▸ **Passage shown**:
━━━━━━
Il Corral was a venue located in Los Angeles, California. that provided performance space for underground artists. It was founded by Bob Bellerue and Stane Hubert in January 2005.  Bellerue ceased involvement in September 2006; Hubert and Christie Scott continued the venture until December 2007.

Il Corral provided for music and film festivals:  The Turn the Screws Fest, Noisepollination, Harsh Noise v. Metal, Druid Underground Film Festival, Aloud Fest, Salient Lock-Up, The Curse of El Topo, Bent, Hollywood Nihilist Comedy Spectacular and Thee Dung Mummy; benefit shows for the Los Angeles Eco-Village, Kill-Radio and Tarantula Hill; and workshops for circuit bending and puppetry.  It was a centre for L.A. director Sean Carnage's weekly Monday night event.  Carnage's "Monday nights" were documented in the movie 40 Bands 80 Minutes!, filmed entirely inside the Il Corral; in March 2007, after approximately 50 shows, Sean Carnage moved his Monday night events to Pehrspace.
━━━━━━
▸ **Information given**:
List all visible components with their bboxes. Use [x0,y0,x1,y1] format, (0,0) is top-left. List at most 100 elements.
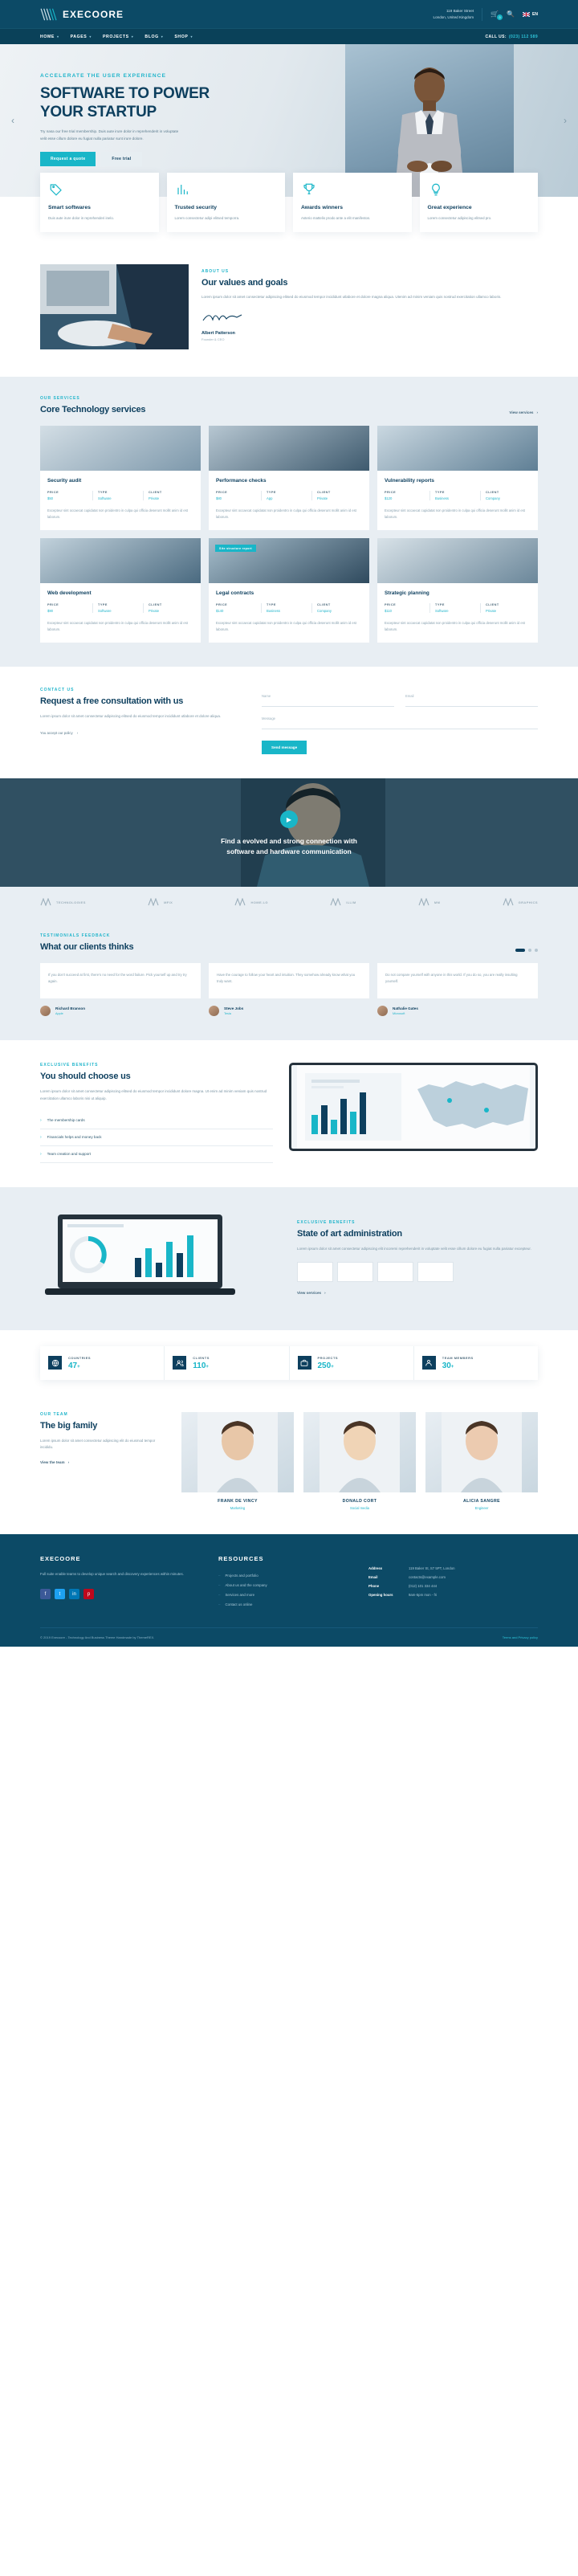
footer-info-value: (012) 101 334 444 [409,1583,438,1588]
call-us[interactable]: CALL US: (023) 112 589 [485,35,538,39]
footer-resource-link[interactable]: – Contact us online [218,1600,351,1610]
counters-section: COUNTRIES 47+ CLIENTS 110+ PROJECTS 250+… [0,1329,578,1399]
feature-title: Great experience [427,205,472,210]
team-member-card[interactable]: DONALD CORT Social media [303,1411,416,1510]
price-label: PRICE [216,491,228,495]
view-services-more-link[interactable]: View services › [297,1291,538,1295]
counter-value: 47 [68,1361,78,1370]
benefit-item[interactable]: › The membership cards [40,1112,273,1129]
twitter-icon[interactable]: t [55,1589,65,1600]
play-icon[interactable]: ▶ [280,810,298,829]
portrait-photo [442,1411,522,1492]
testimonial-author: Nathalie Gates [393,1006,418,1011]
footer-resource-link[interactable]: – Services and more [218,1590,351,1600]
pagination-dot-3[interactable] [535,949,538,953]
brand-logo: MFIX [148,898,173,907]
hero-paragraph: Try nasa our free trial membership. Duis… [40,129,179,141]
email-field[interactable]: Email [405,694,538,708]
cart-icon[interactable]: 🛒 0 [490,10,503,20]
nav-item-pages[interactable]: PAGES ▾ [71,35,92,39]
price-value: $90 [47,609,53,614]
pagination-dot-1[interactable] [515,949,525,953]
feature-card[interactable]: Smart softwares Duis aute irure dolor in… [40,173,159,233]
service-card[interactable]: Security audit PRICE $50 TYPE Software C… [40,426,201,531]
service-card[interactable]: Performance checks PRICE $80 TYPE App CL… [209,426,369,531]
terms-link[interactable]: Terms and Privacy policy [503,1635,538,1639]
team-member-card[interactable]: FRANK DE VINCY Marketing [181,1411,294,1510]
service-client: CLIENT Company [311,603,362,614]
send-message-button[interactable]: Send message [262,741,307,755]
team-member-card[interactable]: ALICIA SANGRE Engineer [425,1411,538,1510]
language-selector[interactable]: EN [523,11,538,17]
about-paragraph: Lorem ipsum dolor sit amet consectetur a… [201,295,502,300]
services-section: OUR SERVICES Core Technology services Vi… [0,377,578,667]
logo[interactable]: EXECOORE [40,7,124,22]
nav-item-shop[interactable]: SHOP ▾ [174,35,193,39]
benefit-item[interactable]: › Financials helps and money back [40,1129,273,1146]
benefits-section: EXCLUSIVE BENEFITS You should choose us … [0,1040,578,1187]
hero-prev-arrow[interactable]: ‹ [11,115,14,126]
search-icon[interactable]: 🔍 [507,10,515,18]
price-label: PRICE [385,491,397,495]
nav-item-blog[interactable]: BLOG ▾ [144,35,163,39]
brand-mark-icon [148,898,159,907]
contact-paragraph: Lorem ipsum dolor sit amet consectetur a… [40,714,222,719]
view-services-label: View services [509,410,534,415]
team-member-photo [425,1411,538,1492]
pinterest-icon[interactable]: p [83,1589,94,1600]
message-input[interactable] [262,721,538,730]
counter-value: 250 [317,1361,332,1370]
testimonial-pagination[interactable] [515,949,538,953]
view-more-label: View services [297,1291,322,1296]
type-label: TYPE [98,603,108,607]
team-member-role: Social media [350,1505,369,1510]
type-label: TYPE [267,603,276,607]
benefit-label: Team creation and support [47,1152,92,1157]
service-card[interactable]: Vulnerability reports PRICE $120 TYPE Bu… [377,426,538,531]
thumbnail-4[interactable] [417,1262,454,1283]
client-value: Company [317,609,332,614]
feature-text: Lorem consectetur adipi elitsed temporra… [174,216,240,220]
footer-resource-link[interactable]: – About us and the company [218,1581,351,1590]
nav-item-home[interactable]: HOME ▾ [40,35,59,39]
social-glyph: p [87,1591,91,1597]
hero-title: SOFTWARE TO POWER YOUR STARTUP [40,85,210,121]
pagination-dot-2[interactable] [528,949,531,953]
thumbnail-3[interactable] [377,1262,413,1283]
globe-icon [48,1356,62,1370]
type-value: Software [98,609,112,614]
team-title: The big family [40,1420,98,1431]
service-card[interactable]: Site structure report Legal contracts PR… [209,538,369,643]
benefit-item[interactable]: › Team creation and support [40,1146,273,1163]
policy-link[interactable]: You accept our policy › [40,731,241,735]
request-quote-button[interactable]: Request a quote [40,152,96,167]
thumbnail-1[interactable] [297,1262,333,1283]
feature-title: Awards winners [301,205,344,210]
service-card[interactable]: Strategic planning PRICE $110 TYPE Softw… [377,538,538,643]
view-team-link[interactable]: View the team › [40,1460,169,1464]
brand-name: EXECOORE [63,8,124,20]
thumbnail-gallery[interactable] [297,1262,538,1283]
counter-item: PROJECTS 250+ [288,1345,413,1380]
feature-card[interactable]: Trusted security Lorem consectetur adipi… [166,173,285,233]
nav-item-projects[interactable]: PROJECTS ▾ [103,35,133,39]
name-field[interactable]: Name [262,694,394,708]
brand-mark-icon [330,898,341,907]
facebook-icon[interactable]: f [40,1589,51,1600]
founder-name: Albert Patterson [201,330,235,336]
feature-card[interactable]: Awards winners Asterio mattelis prodo an… [293,173,412,233]
service-card[interactable]: Web development PRICE $90 TYPE Software … [40,538,201,643]
feature-card[interactable]: Great experience Lorem consectetur adipi… [419,173,538,233]
chevron-right-icon: › [40,1134,42,1140]
linkedin-icon[interactable]: in [69,1589,79,1600]
free-trial-button[interactable]: Free trial [101,152,142,167]
email-input[interactable] [405,698,538,708]
thumbnail-2[interactable] [337,1262,373,1283]
view-services-link[interactable]: View services › [509,410,538,414]
service-client: CLIENT Private [143,603,193,614]
hero-next-arrow[interactable]: › [564,115,567,126]
footer-resource-link[interactable]: – Projects and portfolio [218,1571,351,1581]
name-input[interactable] [262,698,394,708]
footer: EXECOORE Full suite enable teams to deve… [0,1533,578,1647]
message-field[interactable]: Message [262,716,538,730]
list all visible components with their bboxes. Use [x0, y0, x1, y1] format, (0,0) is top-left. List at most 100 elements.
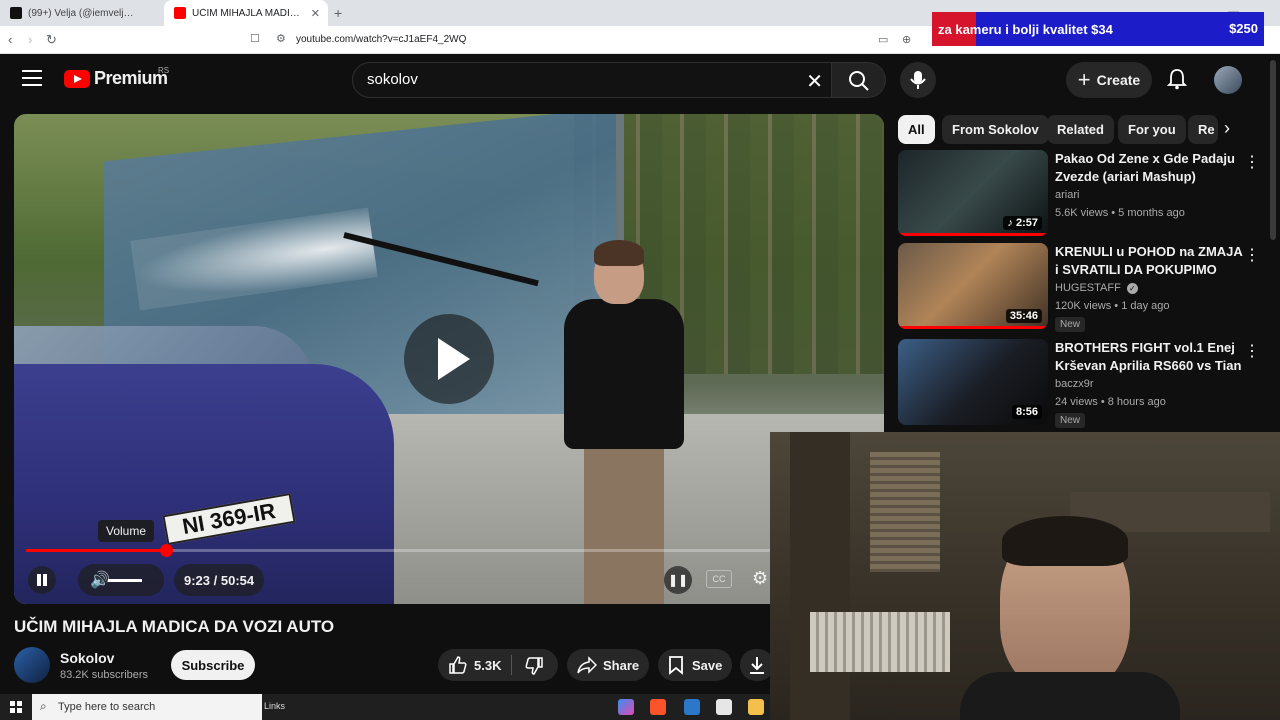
thumbs-up-icon[interactable]	[448, 655, 468, 675]
channel-avatar[interactable]	[14, 647, 50, 683]
search-icon	[849, 71, 869, 91]
play-overlay-button[interactable]	[404, 314, 494, 404]
download-button[interactable]	[740, 649, 774, 681]
settings-gear-icon[interactable]: ⚙	[752, 568, 768, 589]
create-button[interactable]: + Create	[1066, 62, 1152, 98]
youtube-icon	[174, 7, 186, 19]
speaker-icon[interactable]: 🔊	[90, 570, 110, 590]
voice-search-button[interactable]	[900, 62, 936, 98]
notifications-bell-icon[interactable]	[1166, 68, 1188, 90]
chip-from-sokolov[interactable]: From Sokolov	[942, 115, 1049, 144]
url-field[interactable]: youtube.com/watch?v=cJ1aEF4_2WQ	[296, 34, 466, 45]
windows-start-icon[interactable]	[10, 701, 22, 713]
scrollbar[interactable]	[1270, 60, 1276, 240]
recommendation-item[interactable]: 8:56 BROTHERS FIGHT vol.1 Enej Krševan A…	[898, 339, 1270, 431]
bookmark-icon[interactable]: ☐	[250, 32, 260, 45]
recommendation-meta: 5.6K views • 5 months ago	[1055, 207, 1185, 219]
cast-icon[interactable]: ▭	[878, 33, 888, 46]
recommendation-item[interactable]: 35:46 KRENULI u POHOD na ZMAJA i SVRATIL…	[898, 243, 1270, 335]
banner-text: za kameru i bolji kvalitet $34	[938, 21, 1113, 37]
save-label: Save	[692, 657, 723, 673]
autoplay-toggle[interactable]: ❚❚	[664, 566, 692, 594]
captions-button[interactable]: CC	[706, 570, 732, 588]
recommendation-meta: 24 views • 8 hours ago	[1055, 396, 1166, 408]
video-thumbnail[interactable]: 8:56	[898, 339, 1048, 425]
more-options-icon[interactable]: ⋮	[1244, 341, 1260, 361]
search-input[interactable]	[367, 71, 787, 88]
site-info-icon[interactable]: ⚙	[276, 32, 286, 45]
forward-icon[interactable]: ›	[28, 32, 32, 47]
capcut-icon[interactable]	[716, 699, 732, 715]
search-button[interactable]	[832, 62, 886, 98]
windows-taskbar: ⌕ Type here to search Links	[0, 694, 770, 720]
recommendation-channel[interactable]: baczx9r	[1055, 378, 1094, 390]
video-player[interactable]: NI 369-IR Volume 🔊 9:23 / 50:54 ❚❚ CC ⚙	[14, 114, 884, 604]
back-icon[interactable]: ‹	[8, 32, 12, 47]
more-options-icon[interactable]: ⋮	[1244, 245, 1260, 265]
duration-badge: 8:56	[1011, 405, 1042, 419]
close-tab-icon[interactable]: ✕	[311, 7, 320, 20]
more-options-icon[interactable]: ⋮	[1244, 152, 1260, 172]
bookmark-save-icon	[669, 656, 683, 675]
channel-name[interactable]: Sokolov	[60, 650, 114, 666]
progress-fill	[26, 549, 166, 552]
share-button[interactable]: Share	[567, 649, 649, 681]
save-button[interactable]: Save	[658, 649, 732, 681]
chip-recently-uploaded[interactable]: Re	[1188, 115, 1218, 144]
recommendation-channel[interactable]: ariari	[1055, 189, 1079, 201]
video-thumbnail[interactable]: ♪ 2:57	[898, 150, 1048, 236]
create-label: Create	[1096, 72, 1141, 88]
webcam-door	[790, 432, 850, 720]
watched-progress	[898, 233, 1048, 236]
chip-for-you[interactable]: For you	[1118, 115, 1186, 144]
tab-youtube[interactable]: UČIM MIHAJLA MADICA DA ✕	[164, 0, 328, 26]
taskbar-search[interactable]: ⌕ Type here to search	[32, 694, 262, 720]
volume-control[interactable]: 🔊	[78, 564, 164, 596]
volume-tooltip: Volume	[98, 520, 155, 542]
chip-all[interactable]: All	[898, 115, 935, 144]
plus-icon: +	[1077, 67, 1091, 92]
watched-progress	[898, 326, 1048, 329]
player-controls: 🔊 9:23 / 50:54 ❚❚ CC ⚙	[14, 562, 884, 598]
recommendation-meta: 120K views • 1 day ago	[1055, 300, 1170, 312]
account-avatar[interactable]	[1214, 66, 1242, 94]
new-badge: New	[1055, 317, 1086, 332]
pause-button[interactable]	[28, 566, 56, 594]
like-count[interactable]: 5.3K	[474, 658, 501, 673]
youtube-header: Premium RS ✕ + Create	[0, 54, 1280, 104]
tab-tiktok[interactable]: (99+) Velja (@iemvelja) | TikTok	[0, 0, 164, 26]
new-badge: New	[1055, 413, 1086, 428]
progress-bar[interactable]	[26, 544, 786, 557]
logo-text: Premium	[94, 68, 168, 88]
menu-icon[interactable]	[22, 70, 42, 86]
copilot-icon[interactable]	[618, 699, 634, 715]
duration-badge: 35:46	[1005, 309, 1042, 323]
recommendation-title[interactable]: Pakao Od Zene x Gde Padaju Zvezde (ariar…	[1055, 150, 1243, 186]
recommendation-item[interactable]: ♪ 2:57 Pakao Od Zene x Gde Padaju Zvezde…	[898, 150, 1270, 242]
recommendation-title[interactable]: BROTHERS FIGHT vol.1 Enej Krševan Aprili…	[1055, 339, 1243, 375]
chip-related[interactable]: Related	[1047, 115, 1114, 144]
youtube-premium-logo[interactable]: Premium RS	[64, 66, 169, 89]
thumbs-down-icon[interactable]	[524, 656, 544, 676]
brave-browser-icon[interactable]	[650, 699, 666, 715]
volume-slider[interactable]	[108, 579, 142, 582]
subscribe-button[interactable]: Subscribe	[171, 650, 255, 680]
reload-icon[interactable]: ↻	[46, 32, 57, 48]
zoom-icon[interactable]: ⊕	[902, 33, 911, 46]
file-explorer-icon[interactable]	[748, 699, 764, 715]
clear-search-icon[interactable]: ✕	[806, 69, 823, 94]
tab-title: UČIM MIHAJLA MADICA DA	[192, 7, 302, 19]
chevron-right-icon[interactable]: ›	[1224, 118, 1230, 139]
recommendation-title[interactable]: KRENULI u POHOD na ZMAJA i SVRATILI DA P…	[1055, 243, 1243, 279]
time-display: 9:23 / 50:54	[174, 564, 265, 596]
new-tab-button[interactable]: +	[334, 5, 342, 21]
webcam-window-blind	[870, 452, 940, 572]
progress-scrubber[interactable]	[159, 544, 173, 557]
app-icon[interactable]	[684, 699, 700, 715]
links-toolbar[interactable]: Links	[264, 701, 285, 711]
video-title: UČIM MIHAJLA MADICA DA VOZI AUTO	[14, 617, 335, 636]
subscriber-count: 83.2K subscribers	[60, 669, 149, 681]
duration-badge: ♪ 2:57	[1003, 216, 1042, 230]
recommendation-channel[interactable]: HUGESTAFF ✓	[1055, 282, 1138, 294]
video-thumbnail[interactable]: 35:46	[898, 243, 1048, 329]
━━━━━━
▸ **Problem to solve**:
Continue the passage on the Il Corral venue in Los Angeles, picking up after its final sentence.

▸ **Task response**:
In addition to live recordings for CD and DVD, Il Corral hosted studio recordings for Amplified Piano Duets by Bob Bellerue & Jarrett Silberman, Snow White In Hell by KILT, Scavenger's Feast by Hive Mind, and also Corral Comp 05 for artists who had performed in the venue during 2005. Il Corral provided 215 live shows from January, 2006 until its closure in December 2007. It also served as a Bookshop and Record Store, selling cheap books on eclecticism, and music movies from the venue’s performers.

Scott and Hubert opened a similar venue, Zero-Point, south of downtown L.A.; Bellerue left Los Angeles for Brooklyn curating numerous shows around NYC and most notably the Ende Tymes Fest since 2011.

In October 2009, Il Corral was featured in Paper Cuts, a web site magazine produced by music label papercutsrecords.com.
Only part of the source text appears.